* **Direction**:
Gather every line from the entries below that includes "personalize".

* **Records**:
★ ★ ★ ★ ★

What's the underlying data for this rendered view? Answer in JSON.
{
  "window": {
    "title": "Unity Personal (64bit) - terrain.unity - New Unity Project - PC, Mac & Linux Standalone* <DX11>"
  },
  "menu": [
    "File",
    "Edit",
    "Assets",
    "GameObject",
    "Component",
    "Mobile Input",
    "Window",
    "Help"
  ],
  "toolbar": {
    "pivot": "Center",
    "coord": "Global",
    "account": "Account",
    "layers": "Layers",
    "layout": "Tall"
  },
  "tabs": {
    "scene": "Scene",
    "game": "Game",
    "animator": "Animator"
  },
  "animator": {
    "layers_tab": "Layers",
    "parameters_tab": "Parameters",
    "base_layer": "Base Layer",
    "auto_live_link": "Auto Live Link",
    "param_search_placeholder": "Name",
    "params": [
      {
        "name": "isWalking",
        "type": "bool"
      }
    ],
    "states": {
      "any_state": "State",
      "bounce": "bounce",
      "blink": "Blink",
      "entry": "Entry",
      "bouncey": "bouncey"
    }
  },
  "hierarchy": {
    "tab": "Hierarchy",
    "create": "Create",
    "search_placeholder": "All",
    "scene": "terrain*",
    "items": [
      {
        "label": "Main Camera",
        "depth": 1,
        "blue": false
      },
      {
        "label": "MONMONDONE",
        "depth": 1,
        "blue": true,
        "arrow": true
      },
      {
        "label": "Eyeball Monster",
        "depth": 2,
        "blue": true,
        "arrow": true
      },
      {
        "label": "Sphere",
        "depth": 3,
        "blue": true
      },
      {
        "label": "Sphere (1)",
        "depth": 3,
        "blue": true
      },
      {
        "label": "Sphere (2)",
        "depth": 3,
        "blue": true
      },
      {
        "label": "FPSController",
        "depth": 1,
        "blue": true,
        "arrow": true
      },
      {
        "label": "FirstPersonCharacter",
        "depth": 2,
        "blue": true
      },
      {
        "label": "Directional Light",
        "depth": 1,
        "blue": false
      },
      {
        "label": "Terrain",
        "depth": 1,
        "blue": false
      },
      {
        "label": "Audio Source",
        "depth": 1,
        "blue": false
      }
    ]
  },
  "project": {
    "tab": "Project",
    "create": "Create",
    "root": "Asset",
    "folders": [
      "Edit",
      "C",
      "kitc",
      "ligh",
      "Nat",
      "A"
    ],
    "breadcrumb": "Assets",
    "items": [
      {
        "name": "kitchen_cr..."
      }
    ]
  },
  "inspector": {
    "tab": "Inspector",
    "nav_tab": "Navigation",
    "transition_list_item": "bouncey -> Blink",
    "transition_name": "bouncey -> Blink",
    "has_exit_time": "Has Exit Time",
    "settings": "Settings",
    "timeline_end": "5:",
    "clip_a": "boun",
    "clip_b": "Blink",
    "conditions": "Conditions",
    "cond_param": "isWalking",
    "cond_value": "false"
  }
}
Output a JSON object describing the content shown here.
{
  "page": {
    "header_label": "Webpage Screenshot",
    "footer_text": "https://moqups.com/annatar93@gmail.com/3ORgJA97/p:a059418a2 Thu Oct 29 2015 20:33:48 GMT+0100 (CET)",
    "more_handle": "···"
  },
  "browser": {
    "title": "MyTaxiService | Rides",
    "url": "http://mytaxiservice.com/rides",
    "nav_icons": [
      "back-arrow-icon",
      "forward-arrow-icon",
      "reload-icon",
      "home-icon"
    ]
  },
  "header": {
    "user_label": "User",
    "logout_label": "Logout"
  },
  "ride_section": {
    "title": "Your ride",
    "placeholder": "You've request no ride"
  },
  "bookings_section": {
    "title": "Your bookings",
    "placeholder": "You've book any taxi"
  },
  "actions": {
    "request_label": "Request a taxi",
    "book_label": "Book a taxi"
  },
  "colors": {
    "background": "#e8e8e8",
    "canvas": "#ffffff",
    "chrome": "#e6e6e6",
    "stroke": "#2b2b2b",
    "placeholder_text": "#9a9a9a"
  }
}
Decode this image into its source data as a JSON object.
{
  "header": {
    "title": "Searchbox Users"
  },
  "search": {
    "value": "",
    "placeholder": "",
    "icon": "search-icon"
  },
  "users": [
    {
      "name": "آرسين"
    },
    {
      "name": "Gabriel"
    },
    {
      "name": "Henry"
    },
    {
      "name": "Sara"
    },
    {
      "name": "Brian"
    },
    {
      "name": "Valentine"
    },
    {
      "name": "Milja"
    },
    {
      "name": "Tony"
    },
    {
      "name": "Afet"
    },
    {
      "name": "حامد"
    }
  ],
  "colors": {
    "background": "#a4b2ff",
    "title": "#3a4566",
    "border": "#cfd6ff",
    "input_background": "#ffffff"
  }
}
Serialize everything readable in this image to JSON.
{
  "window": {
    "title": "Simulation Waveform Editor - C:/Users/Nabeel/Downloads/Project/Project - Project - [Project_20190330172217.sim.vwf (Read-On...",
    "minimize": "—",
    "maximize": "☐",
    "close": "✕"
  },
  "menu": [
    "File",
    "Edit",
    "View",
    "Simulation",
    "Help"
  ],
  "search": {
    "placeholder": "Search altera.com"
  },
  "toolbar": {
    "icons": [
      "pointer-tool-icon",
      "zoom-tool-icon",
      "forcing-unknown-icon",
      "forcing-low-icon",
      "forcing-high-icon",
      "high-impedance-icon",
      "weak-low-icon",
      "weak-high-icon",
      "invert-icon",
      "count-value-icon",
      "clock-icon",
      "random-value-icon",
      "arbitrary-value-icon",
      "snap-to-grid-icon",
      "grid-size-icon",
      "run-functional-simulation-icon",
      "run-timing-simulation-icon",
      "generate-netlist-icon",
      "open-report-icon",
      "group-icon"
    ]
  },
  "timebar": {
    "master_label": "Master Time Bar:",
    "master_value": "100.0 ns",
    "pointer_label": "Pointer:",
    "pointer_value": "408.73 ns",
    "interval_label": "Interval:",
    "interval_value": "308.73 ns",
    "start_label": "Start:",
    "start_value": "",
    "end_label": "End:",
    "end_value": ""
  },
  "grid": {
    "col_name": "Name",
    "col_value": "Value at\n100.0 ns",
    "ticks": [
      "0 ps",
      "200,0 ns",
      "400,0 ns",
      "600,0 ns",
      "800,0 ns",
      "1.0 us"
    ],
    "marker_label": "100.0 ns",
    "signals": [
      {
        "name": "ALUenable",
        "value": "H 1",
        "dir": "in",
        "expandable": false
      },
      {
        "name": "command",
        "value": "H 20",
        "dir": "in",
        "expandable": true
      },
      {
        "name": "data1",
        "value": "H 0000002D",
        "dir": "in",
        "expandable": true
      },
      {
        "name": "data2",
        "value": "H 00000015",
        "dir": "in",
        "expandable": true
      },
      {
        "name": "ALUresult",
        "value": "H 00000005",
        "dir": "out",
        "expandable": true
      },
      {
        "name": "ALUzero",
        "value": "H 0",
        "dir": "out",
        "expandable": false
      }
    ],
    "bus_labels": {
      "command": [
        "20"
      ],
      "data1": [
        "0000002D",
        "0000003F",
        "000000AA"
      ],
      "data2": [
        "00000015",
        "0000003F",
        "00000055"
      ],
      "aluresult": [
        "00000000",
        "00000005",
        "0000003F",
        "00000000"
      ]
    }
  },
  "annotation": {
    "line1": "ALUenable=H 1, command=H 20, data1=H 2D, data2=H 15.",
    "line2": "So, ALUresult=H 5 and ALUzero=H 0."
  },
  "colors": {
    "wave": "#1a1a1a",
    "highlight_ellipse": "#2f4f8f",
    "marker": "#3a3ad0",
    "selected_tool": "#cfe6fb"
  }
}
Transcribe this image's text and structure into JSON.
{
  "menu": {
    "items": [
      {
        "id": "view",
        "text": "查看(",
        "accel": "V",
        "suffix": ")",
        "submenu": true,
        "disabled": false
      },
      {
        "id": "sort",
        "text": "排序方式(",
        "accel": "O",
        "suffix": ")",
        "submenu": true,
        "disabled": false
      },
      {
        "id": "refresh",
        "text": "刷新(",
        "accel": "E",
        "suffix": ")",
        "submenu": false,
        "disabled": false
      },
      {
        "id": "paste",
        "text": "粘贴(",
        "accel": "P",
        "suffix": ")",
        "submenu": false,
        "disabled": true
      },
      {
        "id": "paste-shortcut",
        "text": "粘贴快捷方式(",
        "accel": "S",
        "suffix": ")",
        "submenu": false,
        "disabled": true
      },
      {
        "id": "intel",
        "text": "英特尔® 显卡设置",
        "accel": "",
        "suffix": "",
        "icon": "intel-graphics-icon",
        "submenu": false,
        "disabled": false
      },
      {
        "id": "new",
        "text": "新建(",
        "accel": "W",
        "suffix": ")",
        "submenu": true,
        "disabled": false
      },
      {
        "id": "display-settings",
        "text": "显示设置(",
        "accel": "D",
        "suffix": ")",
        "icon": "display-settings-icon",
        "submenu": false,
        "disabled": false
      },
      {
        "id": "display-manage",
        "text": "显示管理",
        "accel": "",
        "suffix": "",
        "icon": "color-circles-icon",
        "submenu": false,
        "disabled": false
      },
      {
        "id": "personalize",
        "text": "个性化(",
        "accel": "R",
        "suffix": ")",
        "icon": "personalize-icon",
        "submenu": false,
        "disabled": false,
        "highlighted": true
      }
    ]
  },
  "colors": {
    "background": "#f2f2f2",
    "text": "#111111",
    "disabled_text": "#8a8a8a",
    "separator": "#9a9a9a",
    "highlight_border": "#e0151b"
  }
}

★ ★ ★ ★ ★

* **Answer to this task**:
        "id": "personalize",
        "icon": "personalize-icon",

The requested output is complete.